Required work — Reproduce the listing below, substituting "clickable" for each occurrence of "interactable" and leaving every other character as it is.

Item position listing
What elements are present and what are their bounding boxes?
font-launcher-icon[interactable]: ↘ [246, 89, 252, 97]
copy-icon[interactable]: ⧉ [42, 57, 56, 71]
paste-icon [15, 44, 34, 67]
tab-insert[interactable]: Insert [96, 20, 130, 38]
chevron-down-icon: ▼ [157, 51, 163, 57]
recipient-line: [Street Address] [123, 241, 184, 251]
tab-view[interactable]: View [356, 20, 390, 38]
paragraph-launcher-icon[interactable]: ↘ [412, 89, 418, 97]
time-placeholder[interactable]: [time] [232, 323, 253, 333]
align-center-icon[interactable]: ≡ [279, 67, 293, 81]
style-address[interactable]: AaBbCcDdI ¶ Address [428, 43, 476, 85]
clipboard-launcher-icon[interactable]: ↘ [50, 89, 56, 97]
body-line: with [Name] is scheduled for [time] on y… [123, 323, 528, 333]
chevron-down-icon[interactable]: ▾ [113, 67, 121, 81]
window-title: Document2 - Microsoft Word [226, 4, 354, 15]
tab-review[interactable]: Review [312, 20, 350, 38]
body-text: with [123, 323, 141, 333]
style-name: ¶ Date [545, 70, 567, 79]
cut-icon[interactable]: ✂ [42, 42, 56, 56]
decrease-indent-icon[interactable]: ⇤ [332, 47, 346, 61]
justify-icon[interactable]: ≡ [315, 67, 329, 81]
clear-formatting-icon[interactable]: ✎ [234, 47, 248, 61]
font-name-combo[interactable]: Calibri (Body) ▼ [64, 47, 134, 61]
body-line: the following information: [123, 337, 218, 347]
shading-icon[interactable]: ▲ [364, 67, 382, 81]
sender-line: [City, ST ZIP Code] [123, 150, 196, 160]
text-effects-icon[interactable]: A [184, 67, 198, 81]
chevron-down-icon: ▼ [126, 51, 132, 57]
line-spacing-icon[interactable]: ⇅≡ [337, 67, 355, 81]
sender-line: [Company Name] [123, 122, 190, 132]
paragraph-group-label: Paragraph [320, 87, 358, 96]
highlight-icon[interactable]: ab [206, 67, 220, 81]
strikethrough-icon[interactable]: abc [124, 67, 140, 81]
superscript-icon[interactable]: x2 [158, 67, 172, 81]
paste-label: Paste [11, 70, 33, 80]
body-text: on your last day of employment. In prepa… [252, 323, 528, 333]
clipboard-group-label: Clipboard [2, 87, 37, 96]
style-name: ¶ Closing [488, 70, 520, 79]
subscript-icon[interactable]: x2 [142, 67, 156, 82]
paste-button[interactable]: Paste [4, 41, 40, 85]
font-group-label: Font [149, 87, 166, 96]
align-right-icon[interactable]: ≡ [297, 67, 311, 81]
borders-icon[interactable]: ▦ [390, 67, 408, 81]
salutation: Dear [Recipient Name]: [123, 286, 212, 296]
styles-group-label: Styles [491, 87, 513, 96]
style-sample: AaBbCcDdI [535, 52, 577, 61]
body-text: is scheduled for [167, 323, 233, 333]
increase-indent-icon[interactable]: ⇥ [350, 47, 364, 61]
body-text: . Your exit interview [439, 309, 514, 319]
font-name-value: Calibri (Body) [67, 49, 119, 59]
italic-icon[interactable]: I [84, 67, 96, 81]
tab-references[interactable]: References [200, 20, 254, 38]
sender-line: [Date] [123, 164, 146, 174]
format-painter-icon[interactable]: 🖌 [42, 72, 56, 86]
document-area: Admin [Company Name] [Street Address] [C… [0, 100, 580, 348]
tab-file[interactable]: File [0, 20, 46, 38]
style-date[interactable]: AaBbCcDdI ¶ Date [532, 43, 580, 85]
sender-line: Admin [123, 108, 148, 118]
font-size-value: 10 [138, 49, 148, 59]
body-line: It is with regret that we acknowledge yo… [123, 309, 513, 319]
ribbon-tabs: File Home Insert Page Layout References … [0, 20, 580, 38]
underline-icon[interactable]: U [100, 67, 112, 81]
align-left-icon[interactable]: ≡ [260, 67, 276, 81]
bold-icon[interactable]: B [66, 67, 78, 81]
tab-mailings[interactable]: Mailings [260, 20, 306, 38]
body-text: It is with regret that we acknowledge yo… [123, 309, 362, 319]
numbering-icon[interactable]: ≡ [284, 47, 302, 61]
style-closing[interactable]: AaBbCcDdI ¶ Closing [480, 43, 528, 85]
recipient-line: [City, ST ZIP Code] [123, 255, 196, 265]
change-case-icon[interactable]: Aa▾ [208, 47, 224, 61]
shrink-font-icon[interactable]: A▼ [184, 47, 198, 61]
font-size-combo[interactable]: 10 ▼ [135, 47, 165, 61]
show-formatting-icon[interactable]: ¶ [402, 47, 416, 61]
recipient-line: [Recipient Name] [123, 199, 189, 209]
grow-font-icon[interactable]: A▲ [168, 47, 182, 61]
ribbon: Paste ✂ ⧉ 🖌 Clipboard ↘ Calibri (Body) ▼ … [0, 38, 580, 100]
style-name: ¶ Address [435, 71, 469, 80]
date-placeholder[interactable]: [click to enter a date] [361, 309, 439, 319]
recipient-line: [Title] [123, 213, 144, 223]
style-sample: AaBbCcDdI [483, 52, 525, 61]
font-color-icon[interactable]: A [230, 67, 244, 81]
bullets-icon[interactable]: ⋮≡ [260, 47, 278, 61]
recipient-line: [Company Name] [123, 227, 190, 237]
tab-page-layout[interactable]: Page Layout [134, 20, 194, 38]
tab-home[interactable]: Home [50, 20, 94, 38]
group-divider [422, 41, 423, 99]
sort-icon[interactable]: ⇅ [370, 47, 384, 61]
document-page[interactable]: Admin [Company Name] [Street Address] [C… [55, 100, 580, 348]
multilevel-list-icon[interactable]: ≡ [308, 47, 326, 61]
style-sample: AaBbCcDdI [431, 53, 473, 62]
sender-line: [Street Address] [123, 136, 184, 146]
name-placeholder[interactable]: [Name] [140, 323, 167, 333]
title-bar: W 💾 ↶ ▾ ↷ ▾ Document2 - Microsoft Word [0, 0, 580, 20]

Exercise solution —
What elements are present and what are their bounding boxes?
font-launcher-icon[clickable]: ↘ [246, 89, 252, 97]
copy-icon[clickable]: ⧉ [42, 57, 56, 71]
paste-icon [15, 44, 34, 67]
tab-insert[clickable]: Insert [96, 20, 130, 38]
chevron-down-icon: ▼ [157, 51, 163, 57]
recipient-line: [Street Address] [123, 241, 184, 251]
tab-view[clickable]: View [356, 20, 390, 38]
paragraph-launcher-icon[clickable]: ↘ [412, 89, 418, 97]
time-placeholder[clickable]: [time] [232, 323, 253, 333]
align-center-icon[clickable]: ≡ [279, 67, 293, 81]
style-address[clickable]: AaBbCcDdI ¶ Address [428, 43, 476, 85]
clipboard-launcher-icon[clickable]: ↘ [50, 89, 56, 97]
body-line: with [Name] is scheduled for [time] on y… [123, 323, 528, 333]
chevron-down-icon[clickable]: ▾ [113, 67, 121, 81]
window-title: Document2 - Microsoft Word [226, 4, 354, 15]
tab-review[clickable]: Review [312, 20, 350, 38]
body-text: with [123, 323, 141, 333]
style-name: ¶ Date [545, 70, 567, 79]
cut-icon[clickable]: ✂ [42, 42, 56, 56]
decrease-indent-icon[clickable]: ⇤ [332, 47, 346, 61]
justify-icon[clickable]: ≡ [315, 67, 329, 81]
clear-formatting-icon[clickable]: ✎ [234, 47, 248, 61]
font-name-combo[clickable]: Calibri (Body) ▼ [64, 47, 134, 61]
body-line: the following information: [123, 337, 218, 347]
shading-icon[clickable]: ▲ [364, 67, 382, 81]
sender-line: [City, ST ZIP Code] [123, 150, 196, 160]
text-effects-icon[clickable]: A [184, 67, 198, 81]
chevron-down-icon: ▼ [126, 51, 132, 57]
line-spacing-icon[clickable]: ⇅≡ [337, 67, 355, 81]
sender-line: [Company Name] [123, 122, 190, 132]
paragraph-group-label: Paragraph [320, 87, 358, 96]
highlight-icon[clickable]: ab [206, 67, 220, 81]
strikethrough-icon[clickable]: abc [124, 67, 140, 81]
superscript-icon[clickable]: x2 [158, 67, 172, 81]
paste-label: Paste [11, 70, 33, 80]
body-text: on your last day of employment. In prepa… [252, 323, 528, 333]
clipboard-group-label: Clipboard [2, 87, 37, 96]
style-name: ¶ Closing [488, 70, 520, 79]
subscript-icon[clickable]: x2 [142, 67, 156, 82]
paste-button[clickable]: Paste [4, 41, 40, 85]
font-group-label: Font [149, 87, 166, 96]
align-right-icon[clickable]: ≡ [297, 67, 311, 81]
borders-icon[clickable]: ▦ [390, 67, 408, 81]
salutation: Dear [Recipient Name]: [123, 286, 212, 296]
styles-group-label: Styles [491, 87, 513, 96]
style-sample: AaBbCcDdI [535, 52, 577, 61]
body-text: is scheduled for [167, 323, 233, 333]
increase-indent-icon[clickable]: ⇥ [350, 47, 364, 61]
body-text: . Your exit interview [439, 309, 514, 319]
font-name-value: Calibri (Body) [67, 49, 119, 59]
italic-icon[clickable]: I [84, 67, 96, 81]
tab-references[clickable]: References [200, 20, 254, 38]
sender-line: [Date] [123, 164, 146, 174]
format-painter-icon[clickable]: 🖌 [42, 72, 56, 86]
document-area: Admin [Company Name] [Street Address] [C… [0, 100, 580, 348]
tab-file[clickable]: File [0, 20, 46, 38]
style-date[clickable]: AaBbCcDdI ¶ Date [532, 43, 580, 85]
sender-line: Admin [123, 108, 148, 118]
font-size-value: 10 [138, 49, 148, 59]
body-line: It is with regret that we acknowledge yo… [123, 309, 513, 319]
ribbon-tabs: File Home Insert Page Layout References … [0, 20, 580, 38]
underline-icon[clickable]: U [100, 67, 112, 81]
align-left-icon[clickable]: ≡ [260, 67, 276, 81]
bold-icon[clickable]: B [66, 67, 78, 81]
tab-mailings[clickable]: Mailings [260, 20, 306, 38]
body-text: It is with regret that we acknowledge yo… [123, 309, 362, 319]
numbering-icon[clickable]: ≡ [284, 47, 302, 61]
style-closing[clickable]: AaBbCcDdI ¶ Closing [480, 43, 528, 85]
recipient-line: [City, ST ZIP Code] [123, 255, 196, 265]
change-case-icon[clickable]: Aa▾ [208, 47, 224, 61]
shrink-font-icon[clickable]: A▼ [184, 47, 198, 61]
font-size-combo[clickable]: 10 ▼ [135, 47, 165, 61]
show-formatting-icon[clickable]: ¶ [402, 47, 416, 61]
recipient-line: [Recipient Name] [123, 199, 189, 209]
grow-font-icon[clickable]: A▲ [168, 47, 182, 61]
ribbon: Paste ✂ ⧉ 🖌 Clipboard ↘ Calibri (Body) ▼ … [0, 38, 580, 100]
style-name: ¶ Address [435, 71, 469, 80]
date-placeholder[clickable]: [click to enter a date] [361, 309, 439, 319]
recipient-line: [Title] [123, 213, 144, 223]
style-sample: AaBbCcDdI [483, 52, 525, 61]
font-color-icon[clickable]: A [230, 67, 244, 81]
bullets-icon[clickable]: ⋮≡ [260, 47, 278, 61]
recipient-line: [Company Name] [123, 227, 190, 237]
tab-page-layout[clickable]: Page Layout [134, 20, 194, 38]
tab-home[clickable]: Home [50, 20, 94, 38]
group-divider [422, 41, 423, 99]
sort-icon[clickable]: ⇅ [370, 47, 384, 61]
document-page[clickable]: Admin [Company Name] [Street Address] [C… [55, 100, 580, 348]
multilevel-list-icon[clickable]: ≡ [308, 47, 326, 61]
style-sample: AaBbCcDdI [431, 53, 473, 62]
sender-line: [Street Address] [123, 136, 184, 146]
name-placeholder[clickable]: [Name] [140, 323, 167, 333]
title-bar: W 💾 ↶ ▾ ↷ ▾ Document2 - Microsoft Word [0, 0, 580, 20]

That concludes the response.